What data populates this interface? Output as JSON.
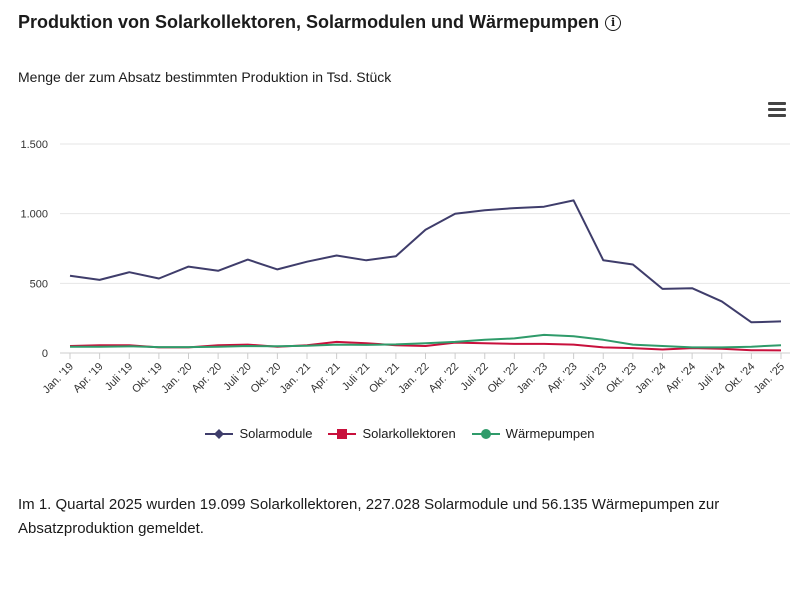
{
  "header": {
    "title": "Produktion von Solarkollektoren, Solarmodulen und Wärmepumpen",
    "info_icon": "info-icon",
    "subtitle": "Menge der zum Absatz bestimmten Produktion in Tsd. Stück"
  },
  "menu": {
    "icon": "hamburger-menu-icon"
  },
  "chart_data": {
    "type": "line",
    "title": "Produktion von Solarkollektoren, Solarmodulen und Wärmepumpen",
    "subtitle": "Menge der zum Absatz bestimmten Produktion in Tsd. Stück",
    "xlabel": "",
    "ylabel": "",
    "ylim": [
      0,
      1500
    ],
    "yticks": [
      0,
      500,
      1000,
      1500
    ],
    "ytick_labels": [
      "0",
      "500",
      "1.000",
      "1.500"
    ],
    "grid": true,
    "legend_position": "bottom-center",
    "categories": [
      "Jan. '19",
      "Apr. '19",
      "Juli '19",
      "Okt. '19",
      "Jan. '20",
      "Apr. '20",
      "Juli '20",
      "Okt. '20",
      "Jan. '21",
      "Apr. '21",
      "Juli '21",
      "Okt. '21",
      "Jan. '22",
      "Apr. '22",
      "Juli '22",
      "Okt. '22",
      "Jan. '23",
      "Apr. '23",
      "Juli '23",
      "Okt. '23",
      "Jan. '24",
      "Apr. '24",
      "Juli '24",
      "Okt. '24",
      "Jan. '25"
    ],
    "series": [
      {
        "name": "Solarmodule",
        "color": "#3f3d6b",
        "marker": "diamond",
        "values": [
          555,
          525,
          580,
          535,
          620,
          590,
          670,
          600,
          655,
          700,
          665,
          695,
          885,
          1000,
          1025,
          1040,
          1050,
          1095,
          665,
          635,
          460,
          465,
          370,
          220,
          227
        ]
      },
      {
        "name": "Solarkollektoren",
        "color": "#c8103c",
        "marker": "square",
        "values": [
          50,
          55,
          55,
          40,
          40,
          55,
          60,
          45,
          55,
          80,
          70,
          55,
          50,
          75,
          70,
          65,
          65,
          60,
          40,
          35,
          25,
          35,
          30,
          20,
          19
        ]
      },
      {
        "name": "Wärmepumpen",
        "color": "#2f9b6a",
        "marker": "circle",
        "values": [
          45,
          45,
          48,
          42,
          42,
          45,
          50,
          48,
          52,
          60,
          58,
          62,
          70,
          80,
          95,
          105,
          130,
          120,
          95,
          60,
          50,
          40,
          40,
          45,
          56
        ]
      }
    ]
  },
  "footnote": "Im 1. Quartal 2025 wurden 19.099 Solarkollektoren, 227.028 Solarmodule und 56.135 Wärmepumpen zur Absatzproduktion gemeldet."
}
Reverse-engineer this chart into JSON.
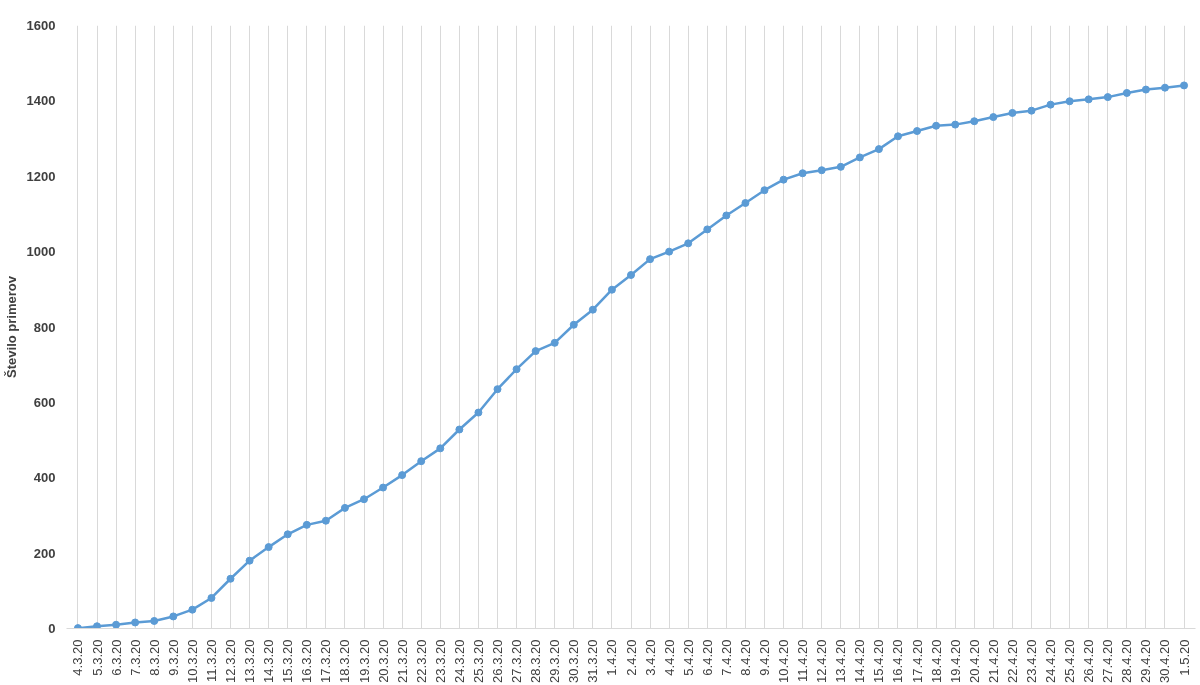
{
  "chart_data": {
    "type": "line",
    "ylabel": "Število primerov",
    "categories": [
      "4.3.20",
      "5.3.20",
      "6.3.20",
      "7.3.20",
      "8.3.20",
      "9.3.20",
      "10.3.20",
      "11.3.20",
      "12.3.20",
      "13.3.20",
      "14.3.20",
      "15.3.20",
      "16.3.20",
      "17.3.20",
      "18.3.20",
      "19.3.20",
      "20.3.20",
      "21.3.20",
      "22.3.20",
      "23.3.20",
      "24.3.20",
      "25.3.20",
      "26.3.20",
      "27.3.20",
      "28.3.20",
      "29.3.20",
      "30.3.20",
      "31.3.20",
      "1.4.20",
      "2.4.20",
      "3.4.20",
      "4.4.20",
      "5.4.20",
      "6.4.20",
      "7.4.20",
      "8.4.20",
      "9.4.20",
      "10.4.20",
      "11.4.20",
      "12.4.20",
      "13.4.20",
      "14.4.20",
      "15.4.20",
      "16.4.20",
      "17.4.20",
      "18.4.20",
      "19.4.20",
      "20.4.20",
      "21.4.20",
      "22.4.20",
      "23.4.20",
      "24.4.20",
      "25.4.20",
      "26.4.20",
      "27.4.20",
      "28.4.20",
      "29.4.20",
      "30.4.20",
      "1.5.20"
    ],
    "series": [
      {
        "color": "#5b9bd5",
        "values": [
          1,
          6,
          10,
          16,
          20,
          32,
          50,
          81,
          132,
          180,
          216,
          250,
          275,
          286,
          320,
          343,
          374,
          407,
          444,
          478,
          528,
          573,
          635,
          688,
          736,
          758,
          806,
          846,
          899,
          938,
          980,
          1000,
          1022,
          1059,
          1096,
          1129,
          1163,
          1191,
          1208,
          1216,
          1225,
          1250,
          1272,
          1306,
          1320,
          1334,
          1337,
          1346,
          1357,
          1368,
          1374,
          1390,
          1399,
          1404,
          1410,
          1421,
          1430,
          1435,
          1441
        ]
      }
    ],
    "ylim": [
      0,
      1600
    ],
    "yticks": [
      0,
      200,
      400,
      600,
      800,
      1000,
      1200,
      1400,
      1600
    ],
    "grid": "x",
    "marker": "circle",
    "line_style": "solid"
  }
}
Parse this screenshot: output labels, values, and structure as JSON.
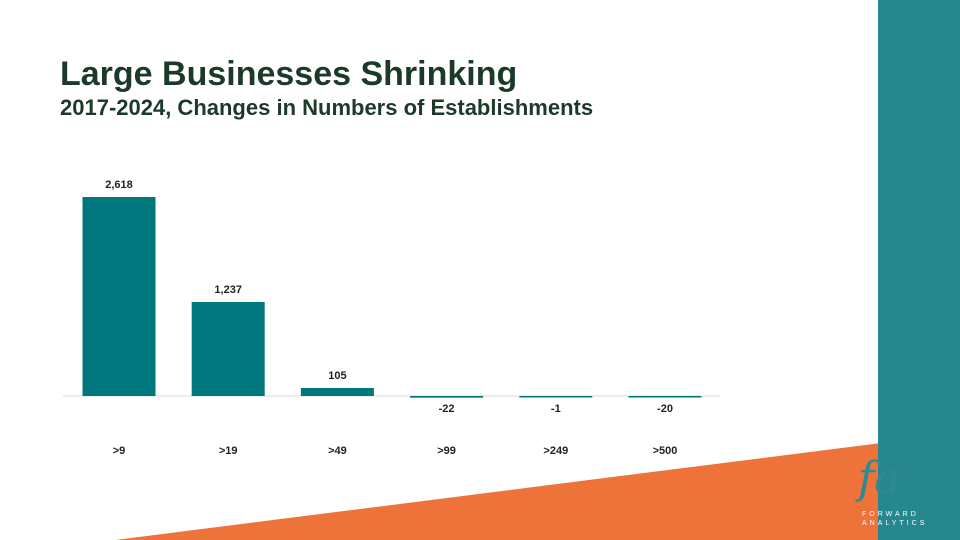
{
  "title": "Large Businesses Shrinking",
  "subtitle": "2017-2024, Changes in Numbers of Establishments",
  "colors": {
    "bar": "#00777d",
    "teal_band": "#26878f",
    "orange": "#ee733a",
    "axis": "#d9d9d9",
    "text": "#1b3a2a"
  },
  "logo": {
    "mark": "fa",
    "line1": "FORWARD",
    "line2": "ANALYTICS"
  },
  "chart_data": {
    "type": "bar",
    "categories": [
      ">9",
      ">19",
      ">49",
      ">99",
      ">249",
      ">500"
    ],
    "values": [
      2618,
      1237,
      105,
      -22,
      -1,
      -20
    ],
    "data_labels": [
      "2,618",
      "1,237",
      "105",
      "-22",
      "-1",
      "-20"
    ],
    "title": "",
    "xlabel": "",
    "ylabel": "",
    "ylim": [
      -200,
      2618
    ],
    "grid": false,
    "legend": "none"
  }
}
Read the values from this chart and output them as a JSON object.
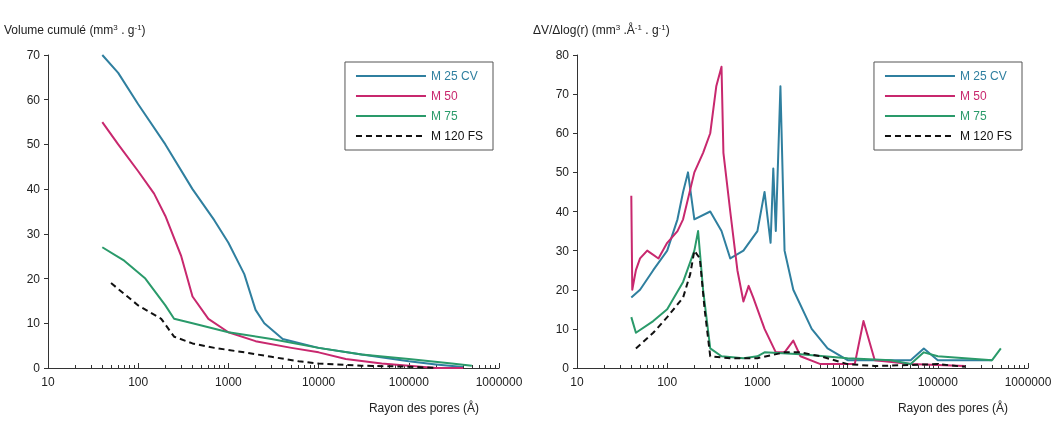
++++++++++++++++++++
◆ **EXERCISE DIRECTIONS**
Pictures in the records above are left out; print everything else exactly as written.

◆ **REPLY**
What data populates this interface? Output as JSON.
{
  "header": {
    "title": "Produktion von Solarkollektoren, Solarmodulen und Wärmepumpen",
    "info_icon": "info-icon",
    "subtitle": "Menge der zum Absatz bestimmten Produktion in Tsd. Stück"
  },
  "menu": {
    "icon": "hamburger-menu-icon"
  },
  "chart_data": {
    "type": "line",
    "title": "Produktion von Solarkollektoren, Solarmodulen und Wärmepumpen",
    "subtitle": "Menge der zum Absatz bestimmten Produktion in Tsd. Stück",
    "xlabel": "",
    "ylabel": "",
    "ylim": [
      0,
      1500
    ],
    "yticks": [
      0,
      500,
      1000,
      1500
    ],
    "ytick_labels": [
      "0",
      "500",
      "1.000",
      "1.500"
    ],
    "grid": true,
    "legend_position": "bottom-center",
    "categories": [
      "Jan. '19",
      "Apr. '19",
      "Juli '19",
      "Okt. '19",
      "Jan. '20",
      "Apr. '20",
      "Juli '20",
      "Okt. '20",
      "Jan. '21",
      "Apr. '21",
      "Juli '21",
      "Okt. '21",
      "Jan. '22",
      "Apr. '22",
      "Juli '22",
      "Okt. '22",
      "Jan. '23",
      "Apr. '23",
      "Juli '23",
      "Okt. '23",
      "Jan. '24",
      "Apr. '24",
      "Juli '24",
      "Okt. '24",
      "Jan. '25"
    ],
    "series": [
      {
        "name": "Solarmodule",
        "color": "#3f3d6b",
        "marker": "diamond",
        "values": [
          555,
          525,
          580,
          535,
          620,
          590,
          670,
          600,
          655,
          700,
          665,
          695,
          885,
          1000,
          1025,
          1040,
          1050,
          1095,
          665,
          635,
          460,
          465,
          370,
          220,
          227
        ]
      },
      {
        "name": "Solarkollektoren",
        "color": "#c8103c",
        "marker": "square",
        "values": [
          50,
          55,
          55,
          40,
          40,
          55,
          60,
          45,
          55,
          80,
          70,
          55,
          50,
          75,
          70,
          65,
          65,
          60,
          40,
          35,
          25,
          35,
          30,
          20,
          19
        ]
      },
      {
        "name": "Wärmepumpen",
        "color": "#2f9b6a",
        "marker": "circle",
        "values": [
          45,
          45,
          48,
          42,
          42,
          45,
          50,
          48,
          52,
          60,
          58,
          62,
          70,
          80,
          95,
          105,
          130,
          120,
          95,
          60,
          50,
          40,
          40,
          45,
          56
        ]
      }
    ]
  },
  "footnote": "Im 1. Quartal 2025 wurden 19.099 Solarkollektoren, 227.028 Solarmodule und 56.135 Wärmepumpen zur Absatzproduktion gemeldet."
}
Reverse-engineer this chart into JSON.
{
  "chart_data": {
    "type": "line",
    "ylabel": "Število primerov",
    "categories": [
      "4.3.20",
      "5.3.20",
      "6.3.20",
      "7.3.20",
      "8.3.20",
      "9.3.20",
      "10.3.20",
      "11.3.20",
      "12.3.20",
      "13.3.20",
      "14.3.20",
      "15.3.20",
      "16.3.20",
      "17.3.20",
      "18.3.20",
      "19.3.20",
      "20.3.20",
      "21.3.20",
      "22.3.20",
      "23.3.20",
      "24.3.20",
      "25.3.20",
      "26.3.20",
      "27.3.20",
      "28.3.20",
      "29.3.20",
      "30.3.20",
      "31.3.20",
      "1.4.20",
      "2.4.20",
      "3.4.20",
      "4.4.20",
      "5.4.20",
      "6.4.20",
      "7.4.20",
      "8.4.20",
      "9.4.20",
      "10.4.20",
      "11.4.20",
      "12.4.20",
      "13.4.20",
      "14.4.20",
      "15.4.20",
      "16.4.20",
      "17.4.20",
      "18.4.20",
      "19.4.20",
      "20.4.20",
      "21.4.20",
      "22.4.20",
      "23.4.20",
      "24.4.20",
      "25.4.20",
      "26.4.20",
      "27.4.20",
      "28.4.20",
      "29.4.20",
      "30.4.20",
      "1.5.20"
    ],
    "series": [
      {
        "color": "#5b9bd5",
        "values": [
          1,
          6,
          10,
          16,
          20,
          32,
          50,
          81,
          132,
          180,
          216,
          250,
          275,
          286,
          320,
          343,
          374,
          407,
          444,
          478,
          528,
          573,
          635,
          688,
          736,
          758,
          806,
          846,
          899,
          938,
          980,
          1000,
          1022,
          1059,
          1096,
          1129,
          1163,
          1191,
          1208,
          1216,
          1225,
          1250,
          1272,
          1306,
          1320,
          1334,
          1337,
          1346,
          1357,
          1368,
          1374,
          1390,
          1399,
          1404,
          1410,
          1421,
          1430,
          1435,
          1441
        ]
      }
    ],
    "ylim": [
      0,
      1600
    ],
    "yticks": [
      0,
      200,
      400,
      600,
      800,
      1000,
      1200,
      1400,
      1600
    ],
    "grid": "x",
    "marker": "circle",
    "line_style": "solid"
  }
}
Parse this screenshot: output labels, values, and structure as JSON.
{
  "title": "Large Businesses Shrinking",
  "subtitle": "2017-2024, Changes in Numbers of Establishments",
  "colors": {
    "bar": "#00777d",
    "teal_band": "#26878f",
    "orange": "#ee733a",
    "axis": "#d9d9d9",
    "text": "#1b3a2a"
  },
  "logo": {
    "mark": "fa",
    "line1": "FORWARD",
    "line2": "ANALYTICS"
  },
  "chart_data": {
    "type": "bar",
    "categories": [
      ">9",
      ">19",
      ">49",
      ">99",
      ">249",
      ">500"
    ],
    "values": [
      2618,
      1237,
      105,
      -22,
      -1,
      -20
    ],
    "data_labels": [
      "2,618",
      "1,237",
      "105",
      "-22",
      "-1",
      "-20"
    ],
    "title": "",
    "xlabel": "",
    "ylabel": "",
    "ylim": [
      -200,
      2618
    ],
    "grid": false,
    "legend": "none"
  }
}
Read the values from this chart and output them as a JSON object.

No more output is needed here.